## TASK TO COMPLETE:
Count the lines below that contain the word "familiar", and report only that number.
____ EXTRACTED DATA
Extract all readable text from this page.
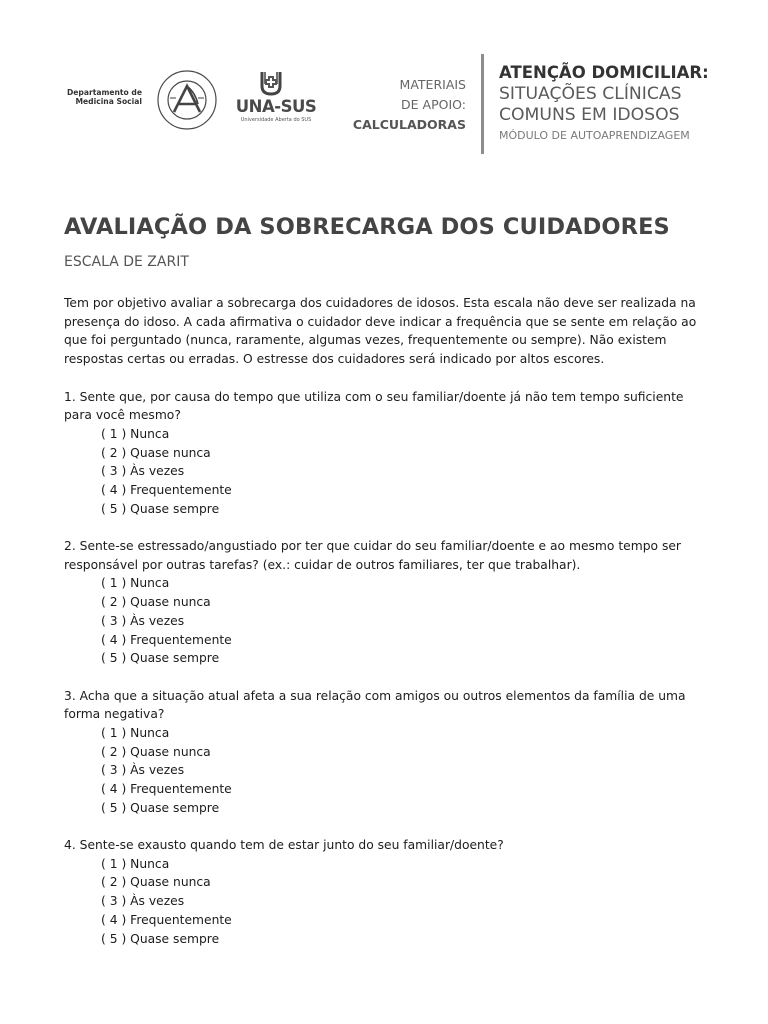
Departamento de Medicina Social	UNA-SUS
Universidade Aberta do SUS
MATERIAIS
DE APOIO:
CALCULADORAS
ATENÇÃO DOMICILIAR:
SITUAÇÕES CLÍNICAS
COMUNS EM IDOSOS
MÓDULO DE AUTOAPRENDIZAGEM
AVALIAÇÃO DA SOBRECARGA DOS CUIDADORES
ESCALA DE ZARIT

Tem por objetivo avaliar a sobrecarga dos cuidadores de idosos. Esta escala não deve ser realizada na presença do idoso. A cada afirmativa o cuidador deve indicar a frequência que se sente em relação ao que foi perguntado (nunca, raramente, algumas vezes, frequentemente ou sempre). Não existem respostas certas ou erradas. O estresse dos cuidadores será indicado por altos escores.

1. Sente que, por causa do tempo que utiliza com o seu familiar/doente já não tem tempo suficiente para você mesmo?

( 1 ) Nunca
( 2 ) Quase nunca
( 3 ) Às vezes
( 4 ) Frequentemente
( 5 ) Quase sempre

2. Sente-se estressado/angustiado por ter que cuidar do seu familiar/doente e ao mesmo tempo ser responsável por outras tarefas? (ex.: cuidar de outros familiares, ter que trabalhar).

( 1 ) Nunca
( 2 ) Quase nunca
( 3 ) Às vezes
( 4 ) Frequentemente
( 5 ) Quase sempre

3. Acha que a situação atual afeta a sua relação com amigos ou outros elementos da família de uma forma negativa?

( 1 ) Nunca
( 2 ) Quase nunca
( 3 ) Às vezes
( 4 ) Frequentemente
( 5 ) Quase sempre

4. Sente-se exausto quando tem de estar junto do seu familiar/doente?

( 1 ) Nunca
( 2 ) Quase nunca
( 3 ) Às vezes
( 4 ) Frequentemente
( 5 ) Quase sempre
________
## EXERCISE SOLUTION:
3